[Extracted records]
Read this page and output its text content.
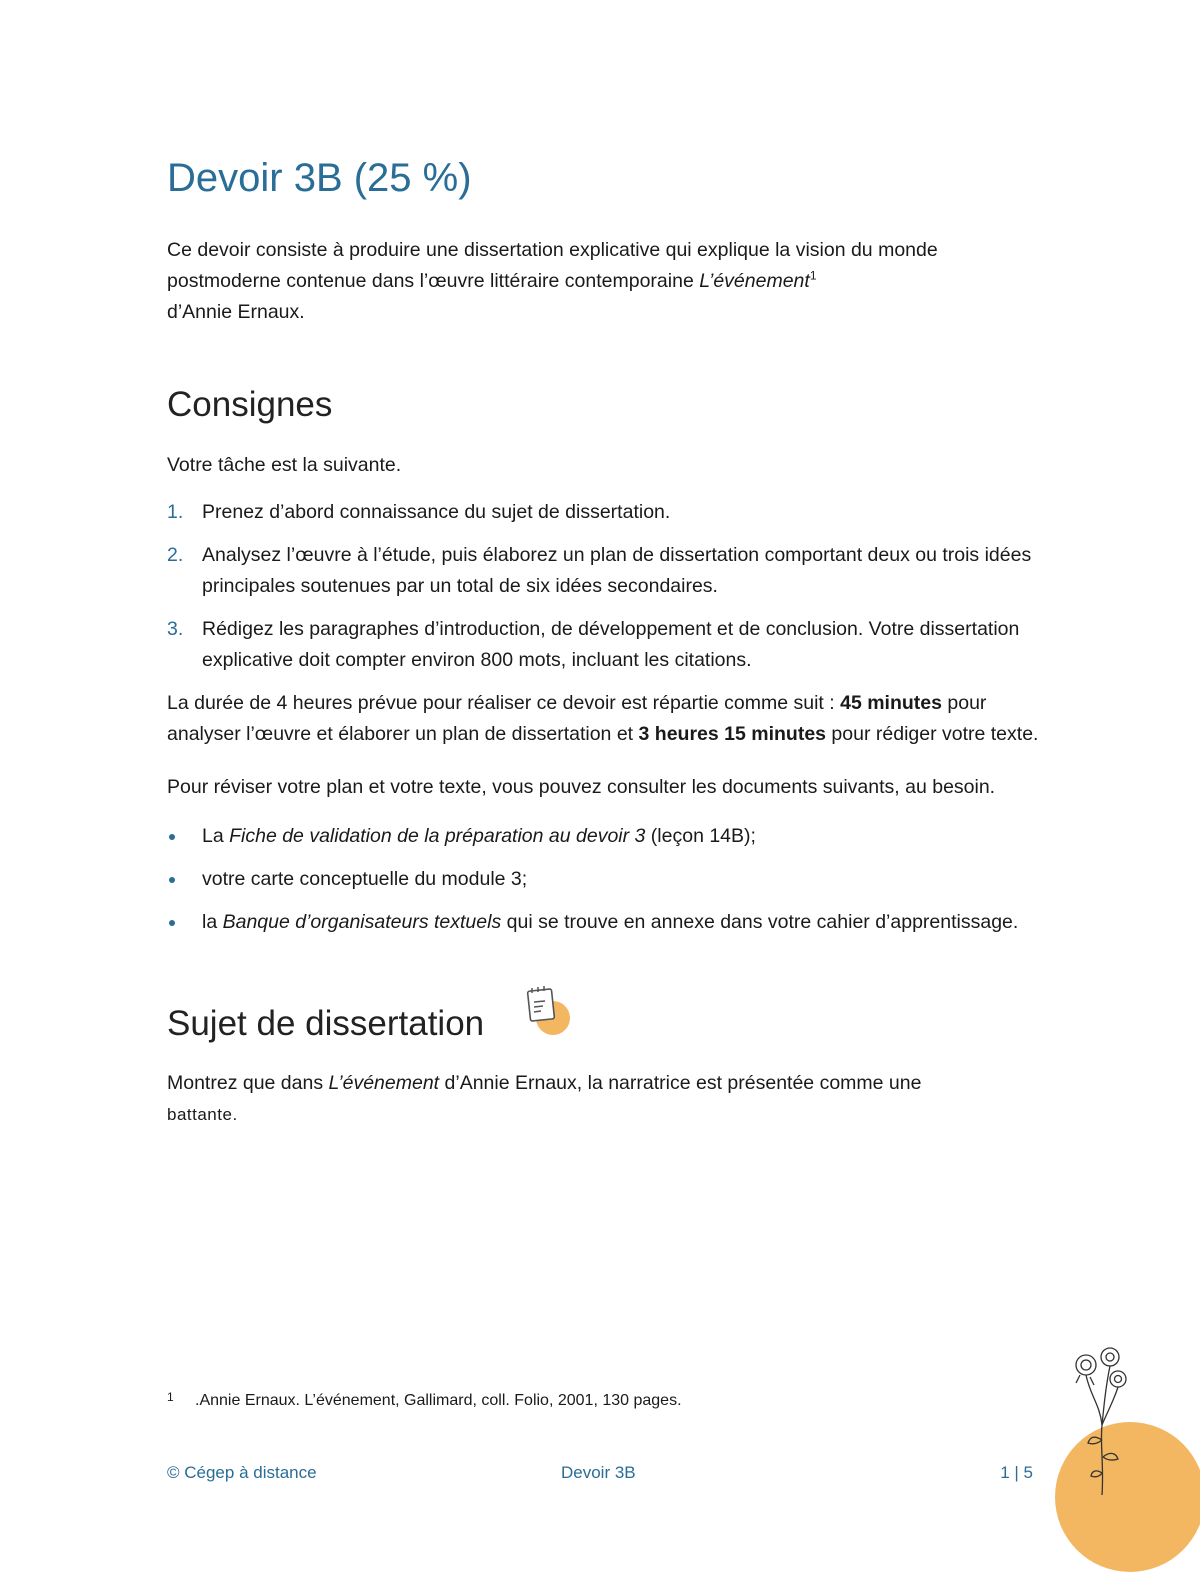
Devoir 3B (25 %)

Ce devoir consiste à produire une dissertation explicative qui explique la vision du monde postmoderne contenue dans l’œuvre littéraire contemporaine L’événement$^1$
d’Annie Ernaux.

Consignes

Votre tâche est la suivante.

1. Prenez d’abord connaissance du sujet de dissertation.
2. Analysez l’œuvre à l’étude, puis élaborez un plan de dissertation comportant deux ou trois idées principales soutenues par un total de six idées secondaires.
3. Rédigez les paragraphes d’introduction, de développement et de conclusion. Votre dissertation explicative doit compter environ 800 mots, incluant les citations.

La durée de 4 heures prévue pour réaliser ce devoir est répartie comme suit : 45 minutes pour analyser l’œuvre et élaborer un plan de dissertation et 3 heures 15 minutes pour rédiger votre texte.

Pour réviser votre plan et votre texte, vous pouvez consulter les documents suivants, au besoin.

La Fiche de validation de la préparation au devoir 3 (leçon 14B);
votre carte conceptuelle du module 3;
la Banque d’organisateurs textuels qui se trouve en annexe dans votre cahier d’apprentissage.
Sujet de dissertation

Montrez que dans L’événement d’Annie Ernaux, la narratrice est présentée comme une
battante.

1 .Annie Ernaux. L’événement, Gallimard, coll. Folio, 2001, 130 pages.
© Cégep à distance	Devoir 3B	1 | 5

Exercise goal: Transcribe the material exactly, and leave out whatever pictures it holds.

Task response:
Read this page and output its text content.
Devoir 3B (25 %)

Ce devoir consiste à produire une dissertation explicative qui explique la vision du monde postmoderne contenue dans l’œuvre littéraire contemporaine L’événement$^1$
d’Annie Ernaux.

Consignes

Votre tâche est la suivante.

1. Prenez d’abord connaissance du sujet de dissertation.
2. Analysez l’œuvre à l’étude, puis élaborez un plan de dissertation comportant deux ou trois idées principales soutenues par un total de six idées secondaires.
3. Rédigez les paragraphes d’introduction, de développement et de conclusion. Votre dissertation explicative doit compter environ 800 mots, incluant les citations.

La durée de 4 heures prévue pour réaliser ce devoir est répartie comme suit : 45 minutes pour analyser l’œuvre et élaborer un plan de dissertation et 3 heures 15 minutes pour rédiger votre texte.

Pour réviser votre plan et votre texte, vous pouvez consulter les documents suivants, au besoin.

La Fiche de validation de la préparation au devoir 3 (leçon 14B);
votre carte conceptuelle du module 3;
la Banque d’organisateurs textuels qui se trouve en annexe dans votre cahier d’apprentissage.
Sujet de dissertation

Montrez que dans L’événement d’Annie Ernaux, la narratrice est présentée comme une
battante.

1 .Annie Ernaux. L’événement, Gallimard, coll. Folio, 2001, 130 pages.
© Cégep à distance	Devoir 3B	1 | 5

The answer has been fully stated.